#### PROBLEM TO WORK ON
Pick out each line in these entries that contains the string "screenshot".

-*-*-

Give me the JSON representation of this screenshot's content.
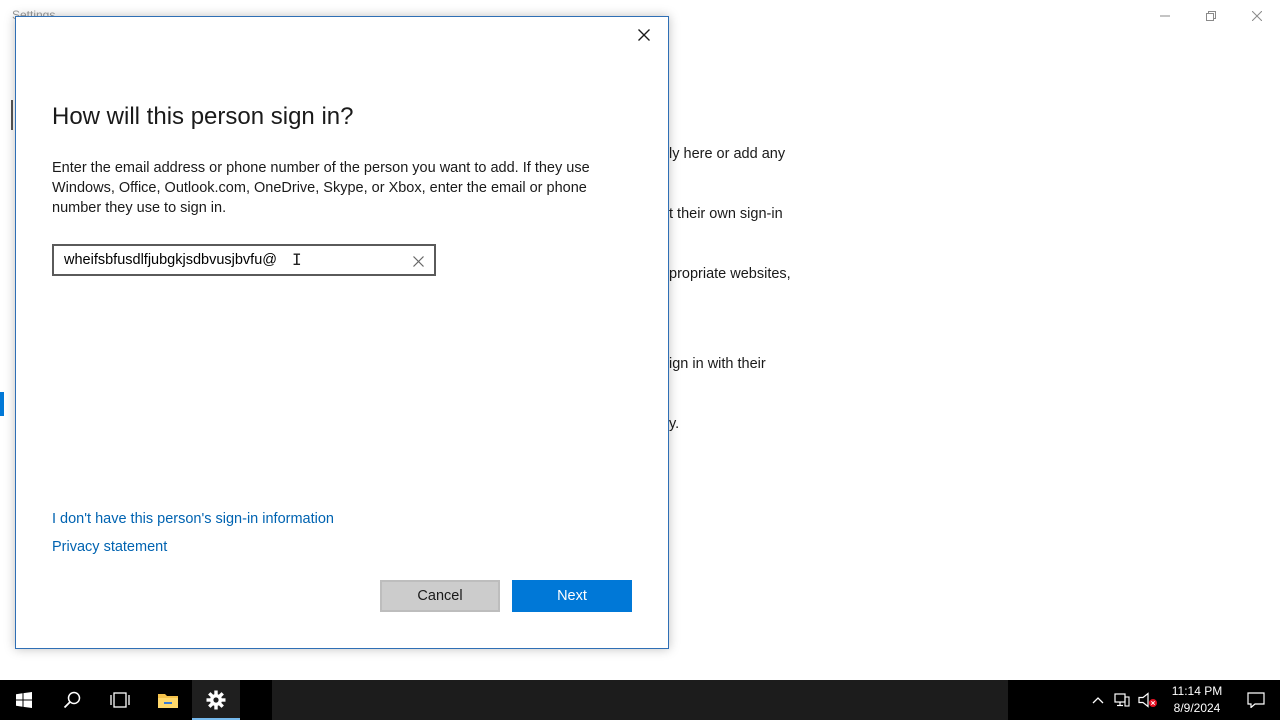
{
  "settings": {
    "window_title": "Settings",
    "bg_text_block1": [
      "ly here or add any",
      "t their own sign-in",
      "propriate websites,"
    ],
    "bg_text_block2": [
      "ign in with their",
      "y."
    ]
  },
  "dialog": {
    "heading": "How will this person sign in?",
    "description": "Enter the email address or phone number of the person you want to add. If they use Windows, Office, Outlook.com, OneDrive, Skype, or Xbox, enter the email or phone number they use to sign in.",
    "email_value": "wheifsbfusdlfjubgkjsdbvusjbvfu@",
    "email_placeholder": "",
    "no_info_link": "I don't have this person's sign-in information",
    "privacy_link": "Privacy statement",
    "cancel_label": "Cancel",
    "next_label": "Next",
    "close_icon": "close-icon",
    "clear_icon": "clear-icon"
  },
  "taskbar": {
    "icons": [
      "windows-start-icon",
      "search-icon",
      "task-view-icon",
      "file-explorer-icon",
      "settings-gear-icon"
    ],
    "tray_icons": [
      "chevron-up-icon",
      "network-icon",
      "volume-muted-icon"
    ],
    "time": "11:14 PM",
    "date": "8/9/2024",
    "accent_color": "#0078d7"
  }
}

-*-*-

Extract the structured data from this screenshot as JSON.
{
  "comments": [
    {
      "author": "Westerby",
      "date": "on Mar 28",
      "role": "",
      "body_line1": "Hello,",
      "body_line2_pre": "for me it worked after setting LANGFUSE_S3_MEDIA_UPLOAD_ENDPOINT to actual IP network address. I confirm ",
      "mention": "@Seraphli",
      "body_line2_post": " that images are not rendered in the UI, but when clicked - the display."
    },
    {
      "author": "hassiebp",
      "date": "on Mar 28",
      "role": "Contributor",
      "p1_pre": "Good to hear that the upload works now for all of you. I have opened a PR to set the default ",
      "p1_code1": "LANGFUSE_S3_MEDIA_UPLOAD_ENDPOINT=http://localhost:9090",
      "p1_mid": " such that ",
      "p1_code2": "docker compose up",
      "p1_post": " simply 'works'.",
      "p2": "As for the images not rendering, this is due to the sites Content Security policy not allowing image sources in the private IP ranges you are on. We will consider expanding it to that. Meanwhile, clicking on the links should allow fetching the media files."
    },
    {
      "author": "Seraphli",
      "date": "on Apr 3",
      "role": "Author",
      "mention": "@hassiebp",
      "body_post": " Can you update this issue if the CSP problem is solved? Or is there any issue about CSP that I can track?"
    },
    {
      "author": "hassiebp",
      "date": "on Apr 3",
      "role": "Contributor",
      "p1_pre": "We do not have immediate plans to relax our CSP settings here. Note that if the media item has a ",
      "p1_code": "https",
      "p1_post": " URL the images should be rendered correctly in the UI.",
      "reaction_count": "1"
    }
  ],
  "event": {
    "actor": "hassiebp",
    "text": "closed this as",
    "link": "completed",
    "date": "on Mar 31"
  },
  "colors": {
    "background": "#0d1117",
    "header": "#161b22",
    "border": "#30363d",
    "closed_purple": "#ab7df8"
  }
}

-*-*-

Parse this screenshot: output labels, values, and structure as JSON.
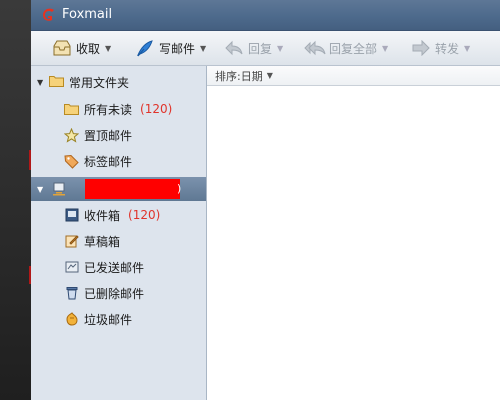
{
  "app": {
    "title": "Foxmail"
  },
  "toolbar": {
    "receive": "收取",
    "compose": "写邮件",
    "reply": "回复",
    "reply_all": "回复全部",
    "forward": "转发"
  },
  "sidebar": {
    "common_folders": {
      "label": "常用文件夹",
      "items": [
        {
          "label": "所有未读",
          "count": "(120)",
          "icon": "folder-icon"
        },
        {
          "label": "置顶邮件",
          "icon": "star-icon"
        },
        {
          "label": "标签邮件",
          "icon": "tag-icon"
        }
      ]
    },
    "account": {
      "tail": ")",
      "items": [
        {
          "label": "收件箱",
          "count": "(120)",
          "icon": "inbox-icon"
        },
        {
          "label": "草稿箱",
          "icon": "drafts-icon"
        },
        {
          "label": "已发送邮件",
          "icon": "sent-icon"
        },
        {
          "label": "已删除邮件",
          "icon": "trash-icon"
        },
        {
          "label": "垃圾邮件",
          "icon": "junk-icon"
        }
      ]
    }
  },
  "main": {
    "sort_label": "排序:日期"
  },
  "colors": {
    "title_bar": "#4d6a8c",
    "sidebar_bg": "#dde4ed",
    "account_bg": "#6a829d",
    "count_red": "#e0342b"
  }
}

-*-*-

#### FULL ANSWER
Give me the JSON representation of this screenshot's content.
Extract the structured data from this screenshot as JSON.
Parse this screenshot: output labels, values, and structure as JSON.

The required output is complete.